* START *

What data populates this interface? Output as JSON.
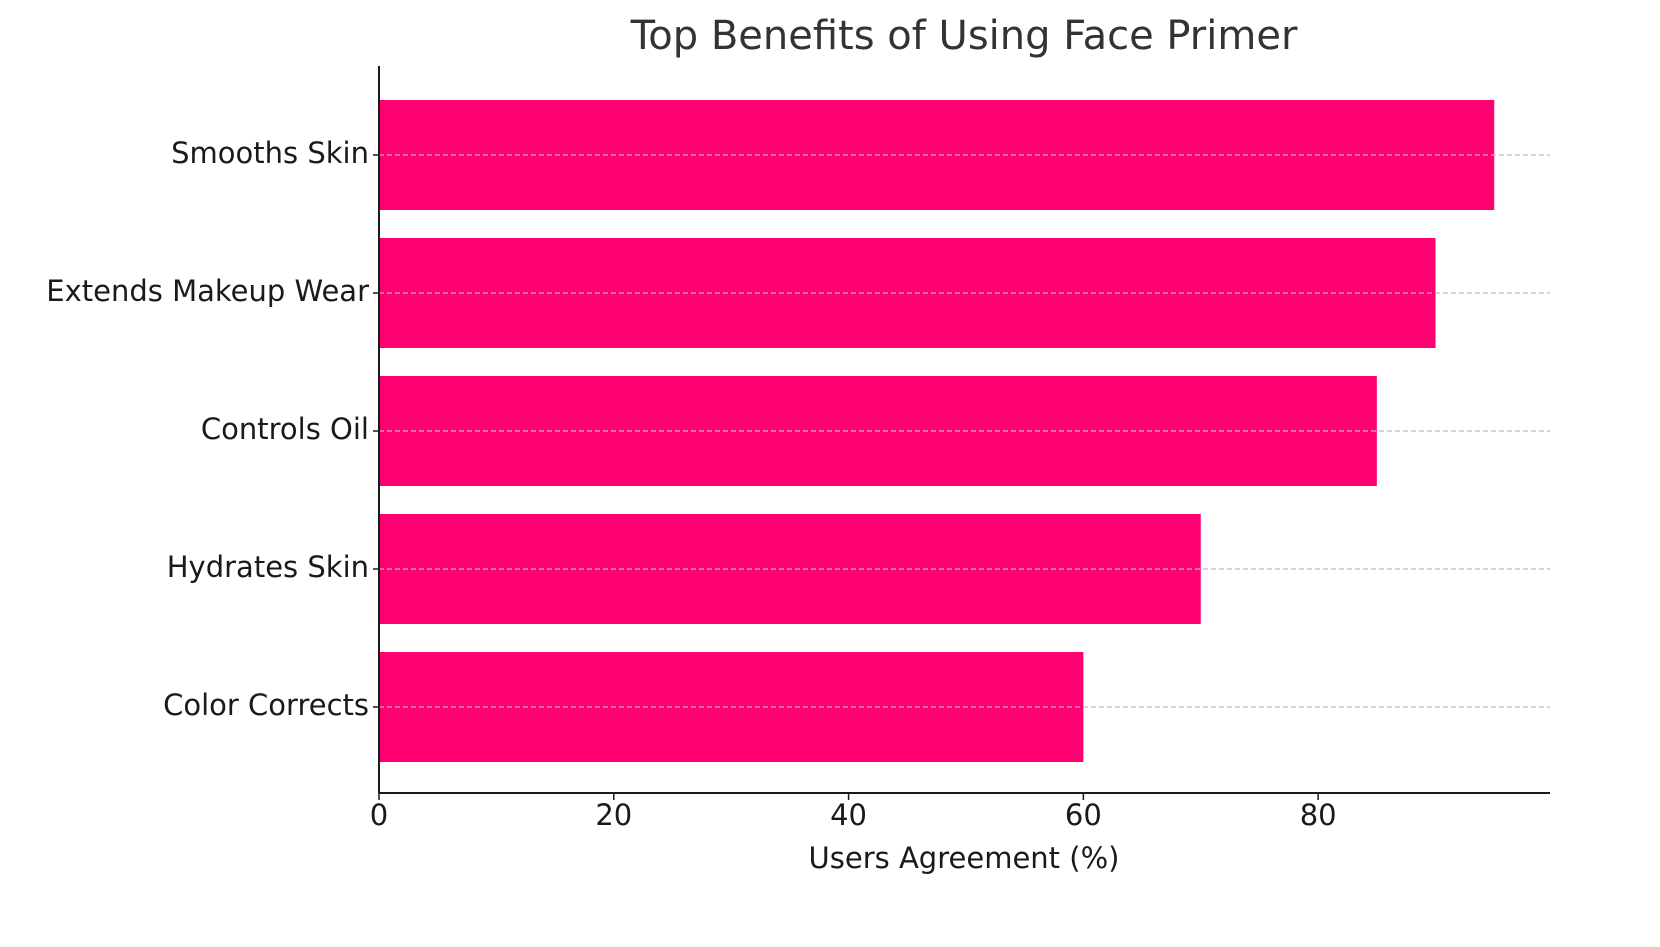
{
  "chart_data": {
    "type": "barh",
    "title": "Top Benefits of Using Face Primer",
    "xlabel": "Users Agreement (%)",
    "categories": [
      "Smooths Skin",
      "Extends Makeup Wear",
      "Controls Oil",
      "Hydrates Skin",
      "Color Corrects"
    ],
    "values": [
      95,
      90,
      85,
      70,
      60
    ],
    "color": "#ff0070",
    "xlim": [
      0,
      99.75
    ],
    "xticks": [
      0,
      20,
      40,
      60,
      80
    ],
    "grid": true
  }
}
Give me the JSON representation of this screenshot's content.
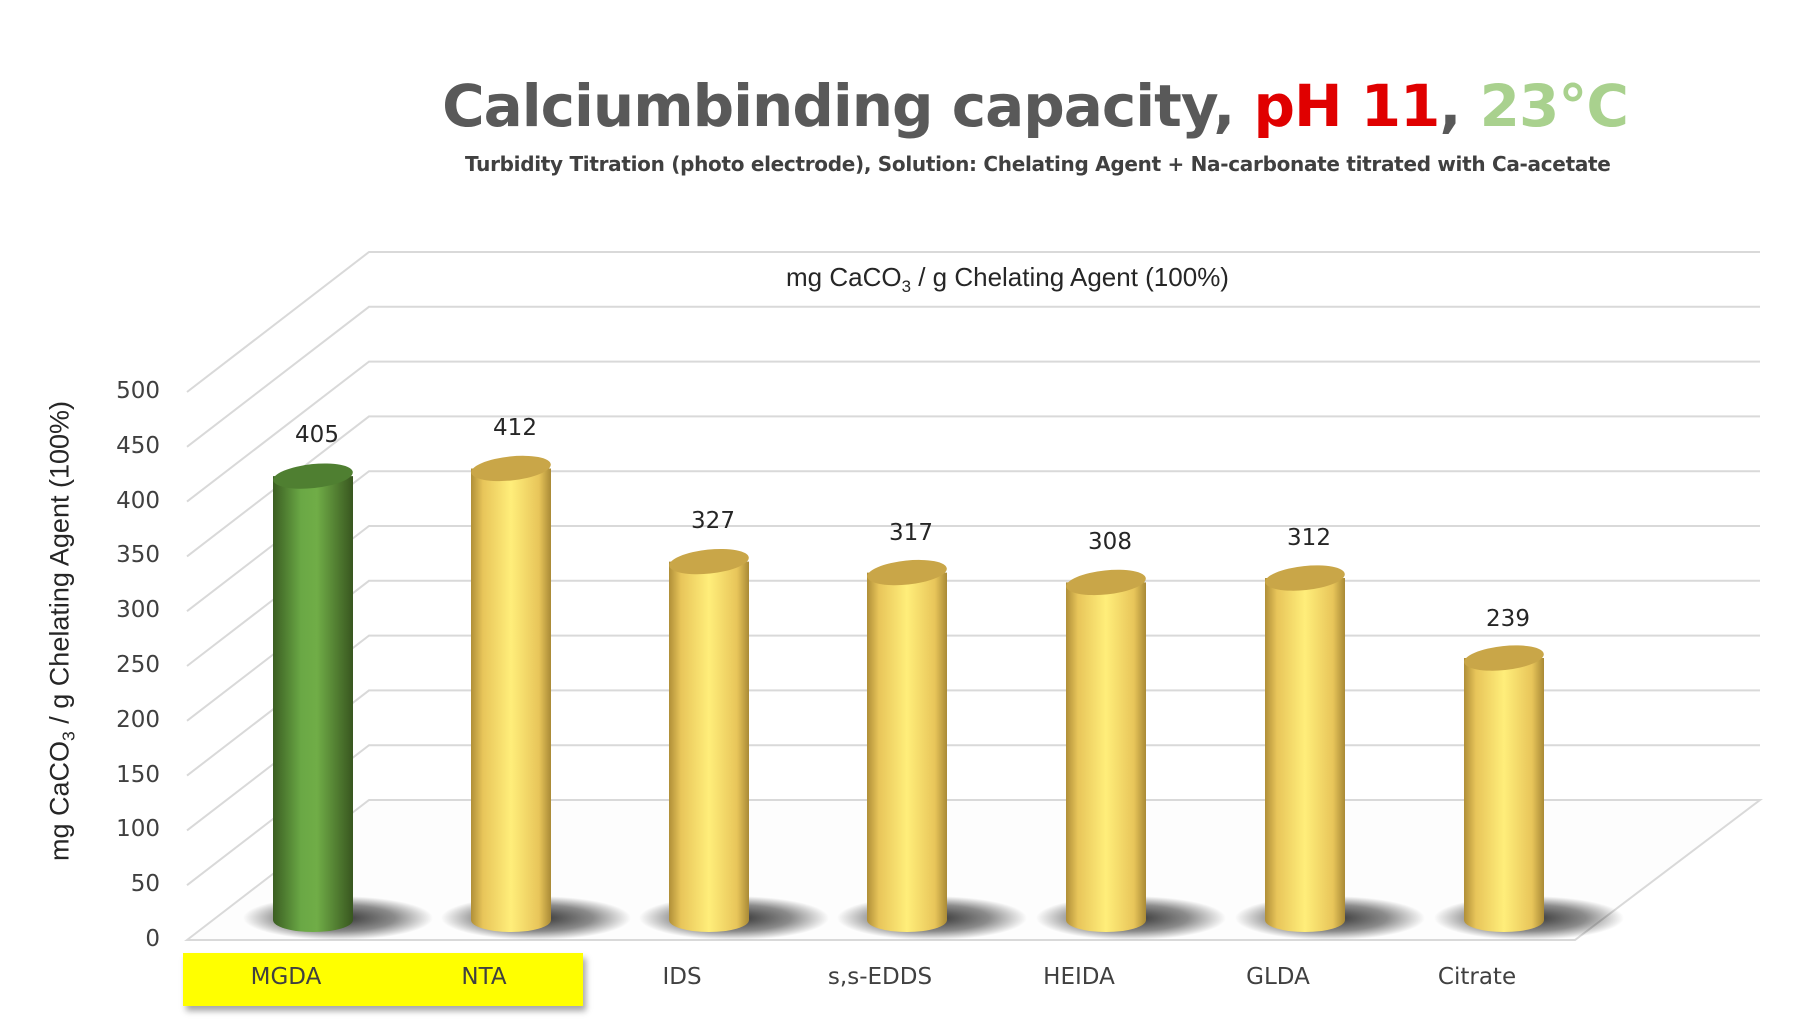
{
  "title": {
    "main": "Calciumbinding capacity, ",
    "ph": "pH 11",
    "sep": ", ",
    "temp": "23°C",
    "subtitle": "Turbidity Titration (photo electrode), Solution: Chelating Agent + Na-carbonate titrated with Ca-acetate"
  },
  "colors": {
    "title": "#595959",
    "ph": "#e00000",
    "temp": "#a9d18e",
    "highlight_bar": "#548235",
    "other_bars": "#ffd966",
    "category_highlight": "#ffff00"
  },
  "inner_title": {
    "pre": "mg CaCO",
    "sub": "3",
    "post": " / g Chelating Agent (100%)"
  },
  "yaxis": {
    "pre": "mg CaCO",
    "sub": "3",
    "post": " / g Chelating Agent (100%)",
    "ticks": [
      "500",
      "450",
      "400",
      "350",
      "300",
      "250",
      "200",
      "150",
      "100",
      "50",
      "0"
    ]
  },
  "categories": [
    "MGDA",
    "NTA",
    "IDS",
    "s,s-EDDS",
    "HEIDA",
    "GLDA",
    "Citrate"
  ],
  "values": [
    "405",
    "412",
    "327",
    "317",
    "308",
    "312",
    "239"
  ],
  "chart_data": {
    "type": "bar",
    "title": "Calciumbinding capacity, pH 11, 23°C",
    "subtitle": "Turbidity Titration (photo electrode), Solution: Chelating Agent + Na-carbonate titrated with Ca-acetate",
    "series_title": "mg CaCO3 / g Chelating Agent (100%)",
    "categories": [
      "MGDA",
      "NTA",
      "IDS",
      "s,s-EDDS",
      "HEIDA",
      "GLDA",
      "Citrate"
    ],
    "values": [
      405,
      412,
      327,
      317,
      308,
      312,
      239
    ],
    "xlabel": "",
    "ylabel": "mg CaCO3 / g Chelating Agent (100%)",
    "ylim": [
      0,
      500
    ],
    "yticks": [
      0,
      50,
      100,
      150,
      200,
      250,
      300,
      350,
      400,
      450,
      500
    ],
    "grid": true,
    "style": "3D cylinder",
    "highlighted_categories": [
      "MGDA",
      "NTA"
    ],
    "bar_colors": [
      "#548235",
      "#ffd966",
      "#ffd966",
      "#ffd966",
      "#ffd966",
      "#ffd966",
      "#ffd966"
    ]
  }
}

* END *

**Stated task:** Restate every record exactly, please; do not copy the pictures.

**Solution for this exercise:**
What data populates this interface? Output as JSON.
{
  "chart_data": {
    "type": "barh",
    "title": "Top Benefits of Using Face Primer",
    "xlabel": "Users Agreement (%)",
    "categories": [
      "Smooths Skin",
      "Extends Makeup Wear",
      "Controls Oil",
      "Hydrates Skin",
      "Color Corrects"
    ],
    "values": [
      95,
      90,
      85,
      70,
      60
    ],
    "color": "#ff0070",
    "xlim": [
      0,
      99.75
    ],
    "xticks": [
      0,
      20,
      40,
      60,
      80
    ],
    "grid": true
  }
}
Give me the JSON representation of this screenshot's content.
{
  "title": {
    "main": "Calciumbinding capacity, ",
    "ph": "pH 11",
    "sep": ", ",
    "temp": "23°C",
    "subtitle": "Turbidity Titration (photo electrode), Solution: Chelating Agent + Na-carbonate titrated with Ca-acetate"
  },
  "colors": {
    "title": "#595959",
    "ph": "#e00000",
    "temp": "#a9d18e",
    "highlight_bar": "#548235",
    "other_bars": "#ffd966",
    "category_highlight": "#ffff00"
  },
  "inner_title": {
    "pre": "mg CaCO",
    "sub": "3",
    "post": " / g Chelating Agent (100%)"
  },
  "yaxis": {
    "pre": "mg CaCO",
    "sub": "3",
    "post": " / g Chelating Agent (100%)",
    "ticks": [
      "500",
      "450",
      "400",
      "350",
      "300",
      "250",
      "200",
      "150",
      "100",
      "50",
      "0"
    ]
  },
  "categories": [
    "MGDA",
    "NTA",
    "IDS",
    "s,s-EDDS",
    "HEIDA",
    "GLDA",
    "Citrate"
  ],
  "values": [
    "405",
    "412",
    "327",
    "317",
    "308",
    "312",
    "239"
  ],
  "chart_data": {
    "type": "bar",
    "title": "Calciumbinding capacity, pH 11, 23°C",
    "subtitle": "Turbidity Titration (photo electrode), Solution: Chelating Agent + Na-carbonate titrated with Ca-acetate",
    "series_title": "mg CaCO3 / g Chelating Agent (100%)",
    "categories": [
      "MGDA",
      "NTA",
      "IDS",
      "s,s-EDDS",
      "HEIDA",
      "GLDA",
      "Citrate"
    ],
    "values": [
      405,
      412,
      327,
      317,
      308,
      312,
      239
    ],
    "xlabel": "",
    "ylabel": "mg CaCO3 / g Chelating Agent (100%)",
    "ylim": [
      0,
      500
    ],
    "yticks": [
      0,
      50,
      100,
      150,
      200,
      250,
      300,
      350,
      400,
      450,
      500
    ],
    "grid": true,
    "style": "3D cylinder",
    "highlighted_categories": [
      "MGDA",
      "NTA"
    ],
    "bar_colors": [
      "#548235",
      "#ffd966",
      "#ffd966",
      "#ffd966",
      "#ffd966",
      "#ffd966",
      "#ffd966"
    ]
  }
}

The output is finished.